_PROBLEM TO SOLVE_
Repeat verbatim the lines of the data below, beginning with the line containing "Transcribe this image's" and continuing to the end.

Extracted records:
>> begin

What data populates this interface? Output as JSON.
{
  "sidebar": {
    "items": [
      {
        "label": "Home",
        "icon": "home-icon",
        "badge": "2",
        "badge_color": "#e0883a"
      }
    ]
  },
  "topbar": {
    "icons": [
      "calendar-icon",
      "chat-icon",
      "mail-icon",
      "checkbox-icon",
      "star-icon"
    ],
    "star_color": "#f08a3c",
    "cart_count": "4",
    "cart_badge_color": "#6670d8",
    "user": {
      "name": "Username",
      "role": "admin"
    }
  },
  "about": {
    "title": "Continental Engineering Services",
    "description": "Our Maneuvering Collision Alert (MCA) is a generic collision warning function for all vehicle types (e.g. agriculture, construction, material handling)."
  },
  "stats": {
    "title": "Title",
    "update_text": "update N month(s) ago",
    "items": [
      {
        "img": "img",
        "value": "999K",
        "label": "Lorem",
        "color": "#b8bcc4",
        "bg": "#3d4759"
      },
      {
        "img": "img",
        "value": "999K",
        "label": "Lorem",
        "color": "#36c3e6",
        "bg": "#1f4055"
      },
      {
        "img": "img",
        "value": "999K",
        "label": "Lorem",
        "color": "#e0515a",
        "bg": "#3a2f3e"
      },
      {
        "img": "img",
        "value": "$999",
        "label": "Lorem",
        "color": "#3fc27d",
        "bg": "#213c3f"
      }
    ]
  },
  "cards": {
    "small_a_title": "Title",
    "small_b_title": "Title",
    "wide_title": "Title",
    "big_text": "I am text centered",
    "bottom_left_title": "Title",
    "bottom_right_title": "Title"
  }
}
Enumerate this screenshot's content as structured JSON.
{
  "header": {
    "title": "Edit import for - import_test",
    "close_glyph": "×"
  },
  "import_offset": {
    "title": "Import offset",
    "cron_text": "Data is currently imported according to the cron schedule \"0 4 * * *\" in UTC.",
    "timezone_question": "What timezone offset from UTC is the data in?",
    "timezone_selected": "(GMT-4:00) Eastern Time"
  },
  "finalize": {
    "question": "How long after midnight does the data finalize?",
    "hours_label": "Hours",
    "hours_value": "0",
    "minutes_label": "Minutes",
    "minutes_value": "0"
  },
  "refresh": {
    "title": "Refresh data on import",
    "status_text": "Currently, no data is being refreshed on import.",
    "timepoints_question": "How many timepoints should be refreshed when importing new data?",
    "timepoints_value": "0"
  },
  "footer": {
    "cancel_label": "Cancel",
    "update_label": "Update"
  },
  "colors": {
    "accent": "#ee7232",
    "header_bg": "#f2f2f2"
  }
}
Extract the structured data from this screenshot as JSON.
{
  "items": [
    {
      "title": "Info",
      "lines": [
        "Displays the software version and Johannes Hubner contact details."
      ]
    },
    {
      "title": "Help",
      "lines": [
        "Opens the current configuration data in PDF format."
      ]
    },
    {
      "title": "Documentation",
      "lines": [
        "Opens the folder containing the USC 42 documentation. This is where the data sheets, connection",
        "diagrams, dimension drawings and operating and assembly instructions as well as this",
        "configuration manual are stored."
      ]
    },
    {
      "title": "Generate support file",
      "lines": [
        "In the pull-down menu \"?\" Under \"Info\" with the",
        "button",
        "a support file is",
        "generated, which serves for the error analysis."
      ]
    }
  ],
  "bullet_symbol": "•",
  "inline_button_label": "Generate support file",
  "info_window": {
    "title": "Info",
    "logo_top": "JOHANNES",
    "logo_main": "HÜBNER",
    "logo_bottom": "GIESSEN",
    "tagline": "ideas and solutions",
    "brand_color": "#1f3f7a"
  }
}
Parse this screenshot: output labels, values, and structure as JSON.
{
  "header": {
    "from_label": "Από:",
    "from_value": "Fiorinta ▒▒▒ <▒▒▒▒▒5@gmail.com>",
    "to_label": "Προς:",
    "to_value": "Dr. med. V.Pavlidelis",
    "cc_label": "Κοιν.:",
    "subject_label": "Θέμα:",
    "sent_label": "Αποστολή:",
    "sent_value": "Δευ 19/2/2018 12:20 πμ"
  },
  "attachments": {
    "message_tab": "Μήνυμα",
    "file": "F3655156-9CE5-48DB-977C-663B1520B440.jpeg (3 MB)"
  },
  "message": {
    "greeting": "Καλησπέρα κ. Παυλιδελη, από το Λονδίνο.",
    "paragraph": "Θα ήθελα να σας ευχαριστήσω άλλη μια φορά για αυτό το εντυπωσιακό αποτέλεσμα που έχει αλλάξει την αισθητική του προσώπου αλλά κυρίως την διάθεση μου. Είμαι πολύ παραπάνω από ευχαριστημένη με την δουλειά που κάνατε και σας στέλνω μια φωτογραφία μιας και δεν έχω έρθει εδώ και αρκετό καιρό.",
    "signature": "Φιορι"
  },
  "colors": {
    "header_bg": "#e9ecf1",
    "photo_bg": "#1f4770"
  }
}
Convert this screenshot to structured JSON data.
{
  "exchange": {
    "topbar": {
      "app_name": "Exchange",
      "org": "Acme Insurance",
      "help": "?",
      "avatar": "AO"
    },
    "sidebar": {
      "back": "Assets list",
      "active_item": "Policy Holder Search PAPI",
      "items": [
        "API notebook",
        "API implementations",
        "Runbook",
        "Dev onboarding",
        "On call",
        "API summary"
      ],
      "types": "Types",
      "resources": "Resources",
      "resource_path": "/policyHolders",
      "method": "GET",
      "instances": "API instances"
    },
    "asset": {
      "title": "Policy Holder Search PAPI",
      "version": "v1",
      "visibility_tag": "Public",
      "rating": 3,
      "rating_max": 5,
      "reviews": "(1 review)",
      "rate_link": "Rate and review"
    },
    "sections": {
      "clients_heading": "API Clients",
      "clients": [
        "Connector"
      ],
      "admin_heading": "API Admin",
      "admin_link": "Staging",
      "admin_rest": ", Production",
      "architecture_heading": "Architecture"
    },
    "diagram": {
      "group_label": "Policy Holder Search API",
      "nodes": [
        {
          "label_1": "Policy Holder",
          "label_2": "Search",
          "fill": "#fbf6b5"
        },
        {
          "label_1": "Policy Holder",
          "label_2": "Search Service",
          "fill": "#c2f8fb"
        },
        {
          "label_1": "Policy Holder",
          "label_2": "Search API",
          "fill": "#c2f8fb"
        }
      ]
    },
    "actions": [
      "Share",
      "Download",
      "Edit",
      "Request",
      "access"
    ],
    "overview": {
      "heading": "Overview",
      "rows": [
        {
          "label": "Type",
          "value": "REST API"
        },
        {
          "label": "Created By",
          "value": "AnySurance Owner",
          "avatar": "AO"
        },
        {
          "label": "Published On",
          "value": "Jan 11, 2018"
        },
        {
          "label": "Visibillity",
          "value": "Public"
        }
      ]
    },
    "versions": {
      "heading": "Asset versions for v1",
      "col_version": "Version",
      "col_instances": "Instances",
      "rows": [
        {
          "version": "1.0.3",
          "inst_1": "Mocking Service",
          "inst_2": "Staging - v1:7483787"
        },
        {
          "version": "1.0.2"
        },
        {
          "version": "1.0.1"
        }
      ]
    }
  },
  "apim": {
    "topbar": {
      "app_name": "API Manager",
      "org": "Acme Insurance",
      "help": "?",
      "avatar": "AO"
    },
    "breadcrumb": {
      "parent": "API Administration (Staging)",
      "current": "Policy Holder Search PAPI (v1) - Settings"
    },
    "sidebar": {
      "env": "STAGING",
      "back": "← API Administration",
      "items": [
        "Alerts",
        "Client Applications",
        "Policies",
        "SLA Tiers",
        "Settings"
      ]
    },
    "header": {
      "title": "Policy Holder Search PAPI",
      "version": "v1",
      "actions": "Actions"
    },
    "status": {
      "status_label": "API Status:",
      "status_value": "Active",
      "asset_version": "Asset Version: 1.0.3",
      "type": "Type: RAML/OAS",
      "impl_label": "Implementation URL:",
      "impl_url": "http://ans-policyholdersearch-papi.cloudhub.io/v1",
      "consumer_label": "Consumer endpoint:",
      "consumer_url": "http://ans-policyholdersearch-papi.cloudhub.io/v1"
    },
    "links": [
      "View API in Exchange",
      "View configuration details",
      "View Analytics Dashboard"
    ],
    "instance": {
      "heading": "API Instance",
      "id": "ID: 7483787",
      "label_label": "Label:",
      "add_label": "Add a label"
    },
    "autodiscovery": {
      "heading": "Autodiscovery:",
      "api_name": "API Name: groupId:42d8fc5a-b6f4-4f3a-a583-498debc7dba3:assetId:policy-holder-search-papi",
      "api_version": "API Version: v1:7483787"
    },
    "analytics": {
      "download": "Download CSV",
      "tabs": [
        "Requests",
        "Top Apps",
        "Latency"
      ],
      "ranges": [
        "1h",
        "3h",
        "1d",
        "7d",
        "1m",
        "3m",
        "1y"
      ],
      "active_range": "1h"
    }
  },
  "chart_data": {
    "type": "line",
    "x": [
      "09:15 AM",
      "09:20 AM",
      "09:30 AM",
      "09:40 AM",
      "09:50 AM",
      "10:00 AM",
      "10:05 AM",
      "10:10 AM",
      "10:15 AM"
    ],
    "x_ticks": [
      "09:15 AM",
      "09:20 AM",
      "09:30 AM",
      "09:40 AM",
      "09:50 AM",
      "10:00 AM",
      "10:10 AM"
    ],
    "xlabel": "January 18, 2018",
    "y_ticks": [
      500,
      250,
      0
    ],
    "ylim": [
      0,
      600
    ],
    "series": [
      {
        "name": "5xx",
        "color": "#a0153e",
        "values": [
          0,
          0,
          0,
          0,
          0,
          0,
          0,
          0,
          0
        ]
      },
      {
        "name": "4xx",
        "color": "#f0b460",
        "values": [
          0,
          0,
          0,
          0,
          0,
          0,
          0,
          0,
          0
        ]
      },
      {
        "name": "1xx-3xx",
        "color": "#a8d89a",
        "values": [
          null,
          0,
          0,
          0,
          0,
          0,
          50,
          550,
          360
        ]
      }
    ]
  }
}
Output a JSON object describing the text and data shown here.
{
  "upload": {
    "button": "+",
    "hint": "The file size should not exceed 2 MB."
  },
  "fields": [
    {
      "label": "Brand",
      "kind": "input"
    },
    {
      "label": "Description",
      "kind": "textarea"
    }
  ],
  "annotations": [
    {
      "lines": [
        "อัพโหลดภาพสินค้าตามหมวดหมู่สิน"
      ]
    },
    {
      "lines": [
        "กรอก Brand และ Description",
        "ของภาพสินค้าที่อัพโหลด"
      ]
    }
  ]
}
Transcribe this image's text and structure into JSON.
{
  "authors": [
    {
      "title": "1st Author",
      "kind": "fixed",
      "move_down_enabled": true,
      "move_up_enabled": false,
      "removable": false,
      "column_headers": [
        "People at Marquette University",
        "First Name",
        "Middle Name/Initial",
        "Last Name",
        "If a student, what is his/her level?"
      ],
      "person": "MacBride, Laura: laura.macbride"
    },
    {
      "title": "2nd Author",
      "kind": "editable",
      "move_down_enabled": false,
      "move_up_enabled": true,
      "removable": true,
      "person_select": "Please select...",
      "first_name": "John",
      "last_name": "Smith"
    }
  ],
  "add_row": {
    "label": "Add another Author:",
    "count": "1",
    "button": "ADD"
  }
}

>> end

_EXERCISE SOLUTION_
Transcribe this image's text and structure into JSON.
{
  "authors": [
    {
      "title": "1st Author",
      "kind": "fixed",
      "move_down_enabled": true,
      "move_up_enabled": false,
      "removable": false,
      "column_headers": [
        "People at Marquette University",
        "First Name",
        "Middle Name/Initial",
        "Last Name",
        "If a student, what is his/her level?"
      ],
      "person": "MacBride, Laura: laura.macbride"
    },
    {
      "title": "2nd Author",
      "kind": "editable",
      "move_down_enabled": false,
      "move_up_enabled": true,
      "removable": true,
      "person_select": "Please select...",
      "first_name": "John",
      "last_name": "Smith"
    }
  ],
  "add_row": {
    "label": "Add another Author:",
    "count": "1",
    "button": "ADD"
  }
}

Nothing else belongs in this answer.